Recorded data:
^^^^^^^^

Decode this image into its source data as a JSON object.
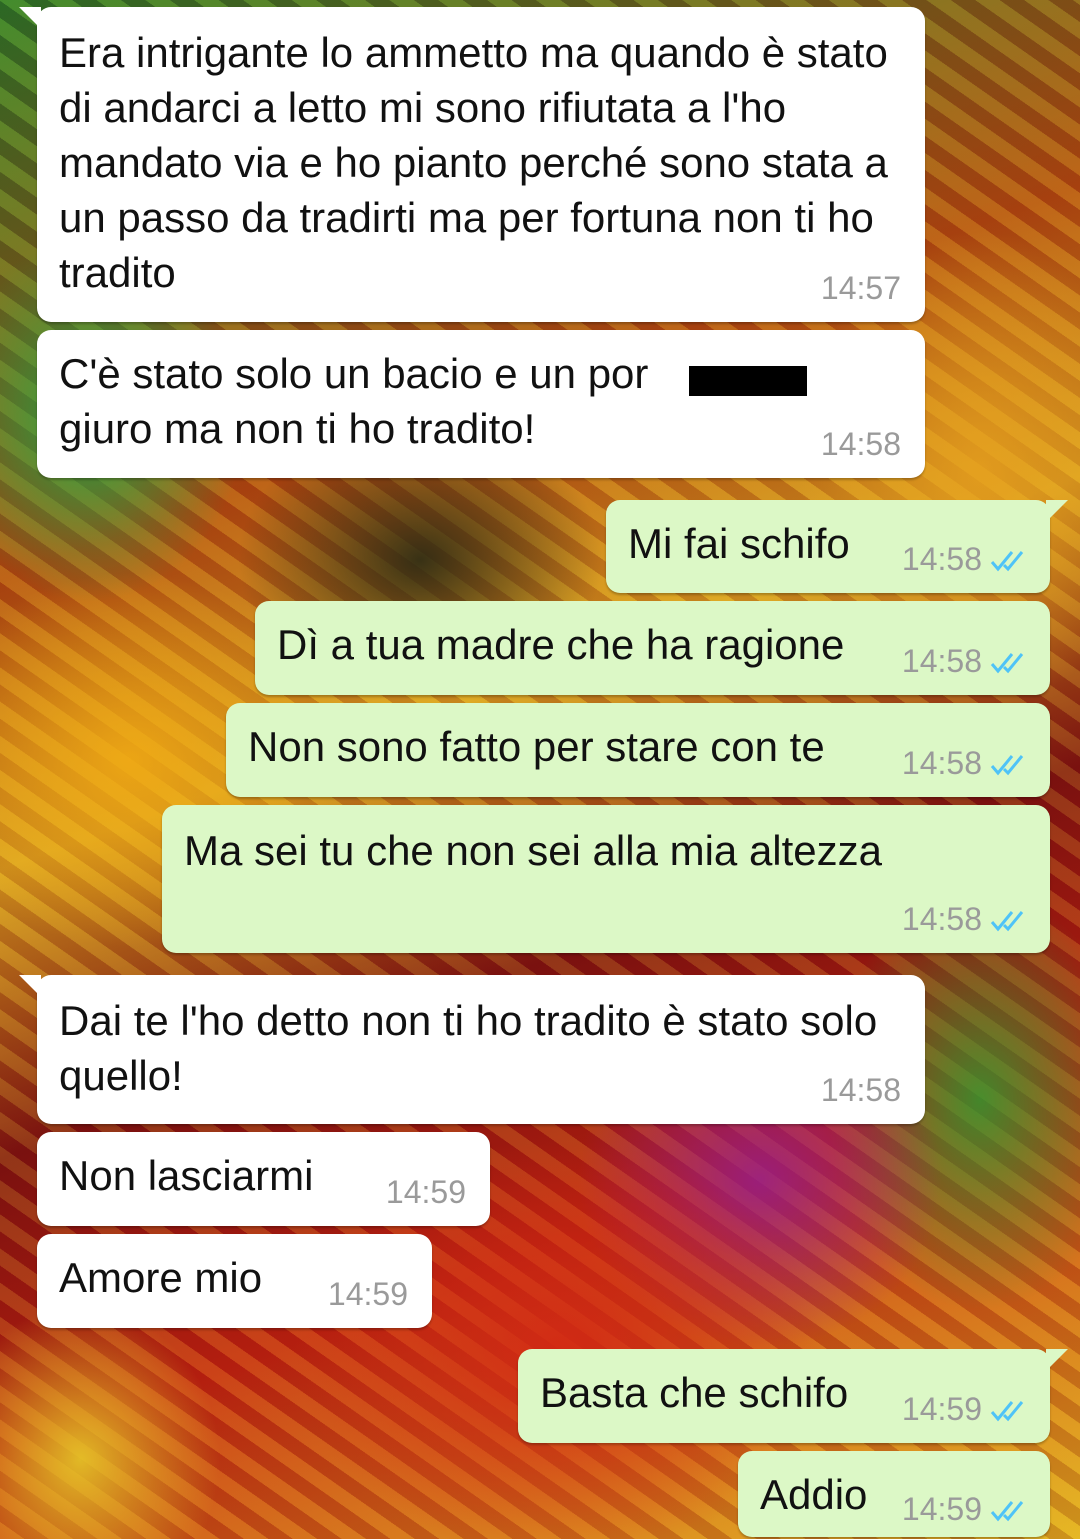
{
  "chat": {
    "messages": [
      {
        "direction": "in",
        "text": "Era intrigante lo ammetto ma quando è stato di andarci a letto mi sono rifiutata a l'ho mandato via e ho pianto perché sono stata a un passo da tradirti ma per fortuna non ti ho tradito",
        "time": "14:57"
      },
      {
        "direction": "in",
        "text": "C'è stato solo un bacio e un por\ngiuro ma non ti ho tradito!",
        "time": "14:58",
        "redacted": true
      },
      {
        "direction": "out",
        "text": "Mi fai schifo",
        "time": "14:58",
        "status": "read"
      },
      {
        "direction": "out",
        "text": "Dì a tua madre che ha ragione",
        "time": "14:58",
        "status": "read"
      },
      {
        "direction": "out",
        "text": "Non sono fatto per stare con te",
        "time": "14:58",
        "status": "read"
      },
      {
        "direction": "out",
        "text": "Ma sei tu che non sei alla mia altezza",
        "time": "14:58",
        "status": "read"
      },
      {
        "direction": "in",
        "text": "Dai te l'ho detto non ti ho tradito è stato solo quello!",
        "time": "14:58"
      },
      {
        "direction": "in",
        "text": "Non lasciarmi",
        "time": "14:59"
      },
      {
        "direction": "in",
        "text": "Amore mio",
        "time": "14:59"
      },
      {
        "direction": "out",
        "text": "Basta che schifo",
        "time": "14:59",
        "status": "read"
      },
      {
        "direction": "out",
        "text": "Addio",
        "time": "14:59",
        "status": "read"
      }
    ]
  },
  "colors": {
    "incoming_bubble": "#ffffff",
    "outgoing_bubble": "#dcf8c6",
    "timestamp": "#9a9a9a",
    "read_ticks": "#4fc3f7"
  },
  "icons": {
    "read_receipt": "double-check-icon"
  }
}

^^^^^^^^

Aim: Restate the entire listing word for word, excluding pictures.

Full solution:
Decode this image into its source data as a JSON object.
{
  "chat": {
    "messages": [
      {
        "direction": "in",
        "text": "Era intrigante lo ammetto ma quando è stato di andarci a letto mi sono rifiutata a l'ho mandato via e ho pianto perché sono stata a un passo da tradirti ma per fortuna non ti ho tradito",
        "time": "14:57"
      },
      {
        "direction": "in",
        "text": "C'è stato solo un bacio e un por\ngiuro ma non ti ho tradito!",
        "time": "14:58",
        "redacted": true
      },
      {
        "direction": "out",
        "text": "Mi fai schifo",
        "time": "14:58",
        "status": "read"
      },
      {
        "direction": "out",
        "text": "Dì a tua madre che ha ragione",
        "time": "14:58",
        "status": "read"
      },
      {
        "direction": "out",
        "text": "Non sono fatto per stare con te",
        "time": "14:58",
        "status": "read"
      },
      {
        "direction": "out",
        "text": "Ma sei tu che non sei alla mia altezza",
        "time": "14:58",
        "status": "read"
      },
      {
        "direction": "in",
        "text": "Dai te l'ho detto non ti ho tradito è stato solo quello!",
        "time": "14:58"
      },
      {
        "direction": "in",
        "text": "Non lasciarmi",
        "time": "14:59"
      },
      {
        "direction": "in",
        "text": "Amore mio",
        "time": "14:59"
      },
      {
        "direction": "out",
        "text": "Basta che schifo",
        "time": "14:59",
        "status": "read"
      },
      {
        "direction": "out",
        "text": "Addio",
        "time": "14:59",
        "status": "read"
      }
    ]
  },
  "colors": {
    "incoming_bubble": "#ffffff",
    "outgoing_bubble": "#dcf8c6",
    "timestamp": "#9a9a9a",
    "read_ticks": "#4fc3f7"
  },
  "icons": {
    "read_receipt": "double-check-icon"
  }
}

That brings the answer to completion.